··· DATASET EXCERPTS
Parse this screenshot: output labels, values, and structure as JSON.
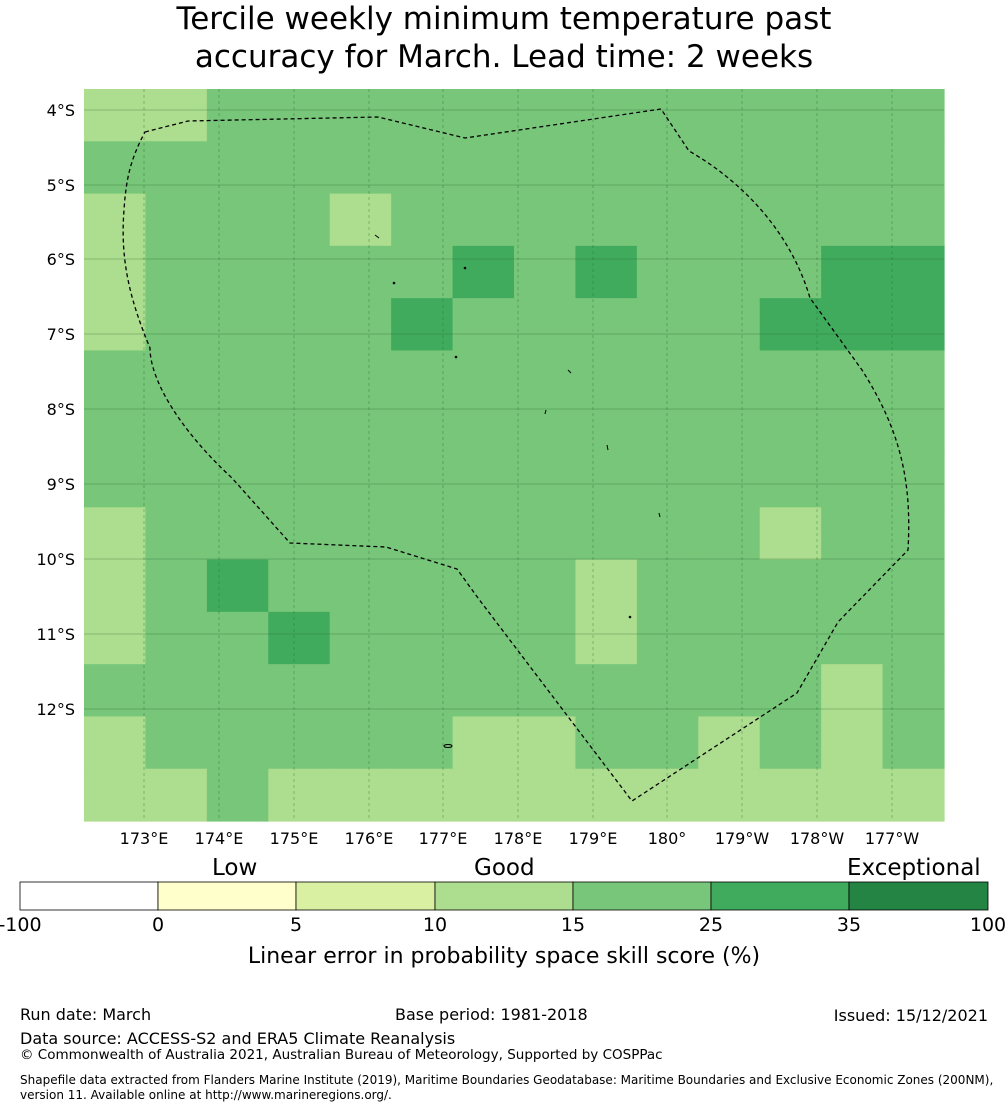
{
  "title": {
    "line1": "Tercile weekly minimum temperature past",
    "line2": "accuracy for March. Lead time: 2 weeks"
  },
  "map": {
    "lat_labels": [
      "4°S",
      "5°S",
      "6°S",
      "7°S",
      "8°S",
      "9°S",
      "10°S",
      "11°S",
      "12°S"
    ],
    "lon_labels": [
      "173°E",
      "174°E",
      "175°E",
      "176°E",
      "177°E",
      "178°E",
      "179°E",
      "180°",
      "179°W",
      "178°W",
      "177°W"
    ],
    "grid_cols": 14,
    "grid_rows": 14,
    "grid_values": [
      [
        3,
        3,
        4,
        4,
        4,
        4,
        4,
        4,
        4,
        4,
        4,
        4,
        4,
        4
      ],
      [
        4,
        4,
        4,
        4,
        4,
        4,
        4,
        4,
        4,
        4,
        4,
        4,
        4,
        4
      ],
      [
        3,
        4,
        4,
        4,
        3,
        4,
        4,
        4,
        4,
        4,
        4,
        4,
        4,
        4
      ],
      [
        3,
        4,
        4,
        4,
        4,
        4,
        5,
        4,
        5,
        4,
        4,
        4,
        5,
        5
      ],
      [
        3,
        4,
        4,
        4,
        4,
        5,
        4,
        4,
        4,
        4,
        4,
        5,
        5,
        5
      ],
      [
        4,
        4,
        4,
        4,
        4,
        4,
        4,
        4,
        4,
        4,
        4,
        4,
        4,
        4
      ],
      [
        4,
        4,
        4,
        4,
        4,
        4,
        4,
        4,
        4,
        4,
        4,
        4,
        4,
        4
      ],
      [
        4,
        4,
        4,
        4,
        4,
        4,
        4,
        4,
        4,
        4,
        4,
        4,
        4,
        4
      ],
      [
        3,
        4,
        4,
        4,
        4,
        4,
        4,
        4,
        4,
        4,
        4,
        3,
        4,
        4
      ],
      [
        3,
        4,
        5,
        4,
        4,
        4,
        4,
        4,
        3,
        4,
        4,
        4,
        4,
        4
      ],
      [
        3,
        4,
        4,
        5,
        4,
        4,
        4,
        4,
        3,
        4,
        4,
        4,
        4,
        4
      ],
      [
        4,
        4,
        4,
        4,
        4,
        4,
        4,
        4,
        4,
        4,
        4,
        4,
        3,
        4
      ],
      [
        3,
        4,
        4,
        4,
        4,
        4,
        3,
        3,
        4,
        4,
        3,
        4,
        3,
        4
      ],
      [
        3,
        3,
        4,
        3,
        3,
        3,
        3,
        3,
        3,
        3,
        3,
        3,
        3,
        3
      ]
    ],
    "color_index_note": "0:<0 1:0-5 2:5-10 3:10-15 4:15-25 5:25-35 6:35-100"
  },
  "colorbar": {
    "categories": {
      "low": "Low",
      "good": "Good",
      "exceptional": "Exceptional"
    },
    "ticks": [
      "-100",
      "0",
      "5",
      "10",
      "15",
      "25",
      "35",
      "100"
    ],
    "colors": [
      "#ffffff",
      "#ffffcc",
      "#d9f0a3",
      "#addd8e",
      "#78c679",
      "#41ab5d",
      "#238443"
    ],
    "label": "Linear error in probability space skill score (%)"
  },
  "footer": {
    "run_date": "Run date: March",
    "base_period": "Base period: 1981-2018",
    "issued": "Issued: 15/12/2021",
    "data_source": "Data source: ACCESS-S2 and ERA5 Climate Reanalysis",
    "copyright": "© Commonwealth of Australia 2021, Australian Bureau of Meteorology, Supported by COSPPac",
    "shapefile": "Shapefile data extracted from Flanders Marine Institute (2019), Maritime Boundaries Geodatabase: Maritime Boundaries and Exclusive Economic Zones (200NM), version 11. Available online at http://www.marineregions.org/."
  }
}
······
## [SET TASK]
Leave the images out and output the remaining material exactly as it stands.

## [RESPONSE TO THIS EXERCISE]
Parse this screenshot: output labels, values, and structure as JSON.
{
  "title": {
    "line1": "Tercile weekly minimum temperature past",
    "line2": "accuracy for March. Lead time: 2 weeks"
  },
  "map": {
    "lat_labels": [
      "4°S",
      "5°S",
      "6°S",
      "7°S",
      "8°S",
      "9°S",
      "10°S",
      "11°S",
      "12°S"
    ],
    "lon_labels": [
      "173°E",
      "174°E",
      "175°E",
      "176°E",
      "177°E",
      "178°E",
      "179°E",
      "180°",
      "179°W",
      "178°W",
      "177°W"
    ],
    "grid_cols": 14,
    "grid_rows": 14,
    "grid_values": [
      [
        3,
        3,
        4,
        4,
        4,
        4,
        4,
        4,
        4,
        4,
        4,
        4,
        4,
        4
      ],
      [
        4,
        4,
        4,
        4,
        4,
        4,
        4,
        4,
        4,
        4,
        4,
        4,
        4,
        4
      ],
      [
        3,
        4,
        4,
        4,
        3,
        4,
        4,
        4,
        4,
        4,
        4,
        4,
        4,
        4
      ],
      [
        3,
        4,
        4,
        4,
        4,
        4,
        5,
        4,
        5,
        4,
        4,
        4,
        5,
        5
      ],
      [
        3,
        4,
        4,
        4,
        4,
        5,
        4,
        4,
        4,
        4,
        4,
        5,
        5,
        5
      ],
      [
        4,
        4,
        4,
        4,
        4,
        4,
        4,
        4,
        4,
        4,
        4,
        4,
        4,
        4
      ],
      [
        4,
        4,
        4,
        4,
        4,
        4,
        4,
        4,
        4,
        4,
        4,
        4,
        4,
        4
      ],
      [
        4,
        4,
        4,
        4,
        4,
        4,
        4,
        4,
        4,
        4,
        4,
        4,
        4,
        4
      ],
      [
        3,
        4,
        4,
        4,
        4,
        4,
        4,
        4,
        4,
        4,
        4,
        3,
        4,
        4
      ],
      [
        3,
        4,
        5,
        4,
        4,
        4,
        4,
        4,
        3,
        4,
        4,
        4,
        4,
        4
      ],
      [
        3,
        4,
        4,
        5,
        4,
        4,
        4,
        4,
        3,
        4,
        4,
        4,
        4,
        4
      ],
      [
        4,
        4,
        4,
        4,
        4,
        4,
        4,
        4,
        4,
        4,
        4,
        4,
        3,
        4
      ],
      [
        3,
        4,
        4,
        4,
        4,
        4,
        3,
        3,
        4,
        4,
        3,
        4,
        3,
        4
      ],
      [
        3,
        3,
        4,
        3,
        3,
        3,
        3,
        3,
        3,
        3,
        3,
        3,
        3,
        3
      ]
    ],
    "color_index_note": "0:<0 1:0-5 2:5-10 3:10-15 4:15-25 5:25-35 6:35-100"
  },
  "colorbar": {
    "categories": {
      "low": "Low",
      "good": "Good",
      "exceptional": "Exceptional"
    },
    "ticks": [
      "-100",
      "0",
      "5",
      "10",
      "15",
      "25",
      "35",
      "100"
    ],
    "colors": [
      "#ffffff",
      "#ffffcc",
      "#d9f0a3",
      "#addd8e",
      "#78c679",
      "#41ab5d",
      "#238443"
    ],
    "label": "Linear error in probability space skill score (%)"
  },
  "footer": {
    "run_date": "Run date: March",
    "base_period": "Base period: 1981-2018",
    "issued": "Issued: 15/12/2021",
    "data_source": "Data source: ACCESS-S2 and ERA5 Climate Reanalysis",
    "copyright": "© Commonwealth of Australia 2021, Australian Bureau of Meteorology, Supported by COSPPac",
    "shapefile": "Shapefile data extracted from Flanders Marine Institute (2019), Maritime Boundaries Geodatabase: Maritime Boundaries and Exclusive Economic Zones (200NM), version 11. Available online at http://www.marineregions.org/."
  }
}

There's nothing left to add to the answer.